## Given task
In the data below, locate each line with the word "text" and list it.

--------------------------------

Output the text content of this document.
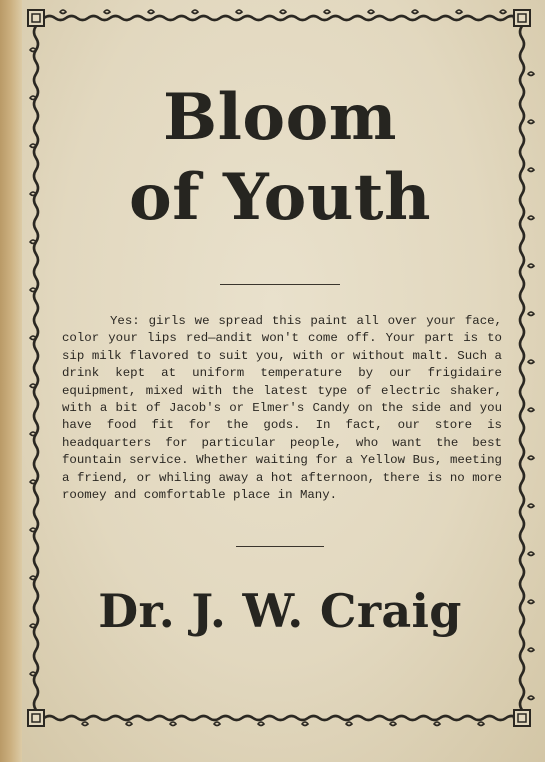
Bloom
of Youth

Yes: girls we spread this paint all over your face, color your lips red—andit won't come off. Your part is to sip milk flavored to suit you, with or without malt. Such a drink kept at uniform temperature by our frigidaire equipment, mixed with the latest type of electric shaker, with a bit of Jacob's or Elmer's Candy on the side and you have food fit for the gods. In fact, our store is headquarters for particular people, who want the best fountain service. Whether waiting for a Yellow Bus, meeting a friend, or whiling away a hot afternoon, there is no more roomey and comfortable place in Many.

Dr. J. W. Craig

--------------------------------

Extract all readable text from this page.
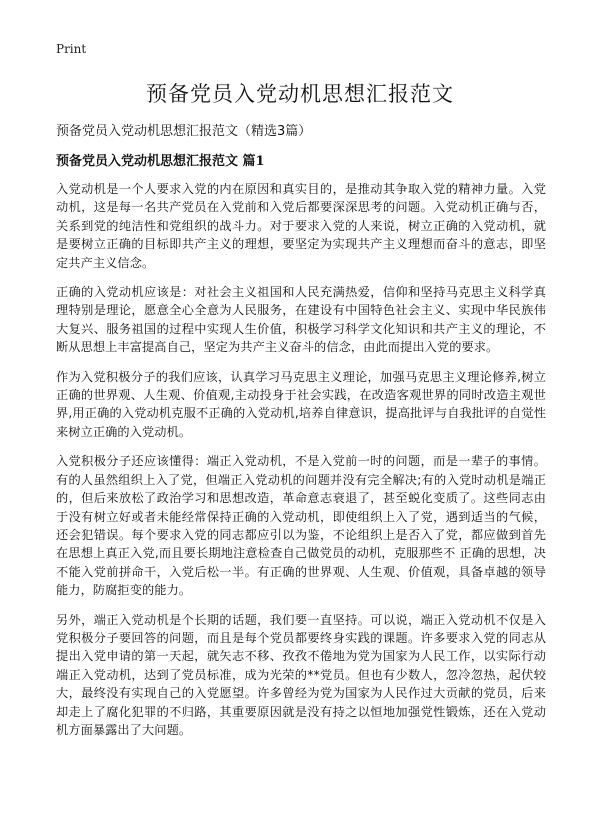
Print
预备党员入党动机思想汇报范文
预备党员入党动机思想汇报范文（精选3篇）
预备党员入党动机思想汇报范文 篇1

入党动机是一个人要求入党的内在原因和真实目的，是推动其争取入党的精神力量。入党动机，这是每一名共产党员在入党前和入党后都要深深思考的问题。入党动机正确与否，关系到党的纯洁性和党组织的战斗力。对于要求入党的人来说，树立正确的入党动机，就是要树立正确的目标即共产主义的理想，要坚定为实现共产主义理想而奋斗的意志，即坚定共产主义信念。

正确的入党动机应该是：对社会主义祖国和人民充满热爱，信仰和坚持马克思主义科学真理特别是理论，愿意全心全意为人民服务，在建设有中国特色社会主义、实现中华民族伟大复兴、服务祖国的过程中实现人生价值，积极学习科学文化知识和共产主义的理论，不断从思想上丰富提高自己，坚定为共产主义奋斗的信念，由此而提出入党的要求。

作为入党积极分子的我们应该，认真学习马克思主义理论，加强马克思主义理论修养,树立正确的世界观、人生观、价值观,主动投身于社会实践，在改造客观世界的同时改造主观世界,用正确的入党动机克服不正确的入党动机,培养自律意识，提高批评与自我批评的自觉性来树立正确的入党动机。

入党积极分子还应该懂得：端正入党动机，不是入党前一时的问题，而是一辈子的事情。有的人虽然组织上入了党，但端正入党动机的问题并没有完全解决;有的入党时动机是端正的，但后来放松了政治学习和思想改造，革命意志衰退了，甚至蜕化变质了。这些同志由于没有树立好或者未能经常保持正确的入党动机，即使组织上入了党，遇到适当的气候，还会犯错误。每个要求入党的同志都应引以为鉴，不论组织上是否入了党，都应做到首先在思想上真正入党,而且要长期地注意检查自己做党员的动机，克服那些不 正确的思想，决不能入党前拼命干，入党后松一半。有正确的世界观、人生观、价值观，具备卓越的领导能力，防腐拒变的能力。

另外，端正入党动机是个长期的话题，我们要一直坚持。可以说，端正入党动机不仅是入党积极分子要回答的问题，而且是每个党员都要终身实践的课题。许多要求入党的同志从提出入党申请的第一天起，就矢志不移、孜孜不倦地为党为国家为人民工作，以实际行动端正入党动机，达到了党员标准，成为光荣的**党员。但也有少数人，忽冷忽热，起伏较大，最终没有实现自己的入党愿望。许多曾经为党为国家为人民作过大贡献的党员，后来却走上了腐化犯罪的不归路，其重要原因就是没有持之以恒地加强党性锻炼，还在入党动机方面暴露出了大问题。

--------------------------------

## Exercise result
Output the text content of this document.
Extract all readable text from this page.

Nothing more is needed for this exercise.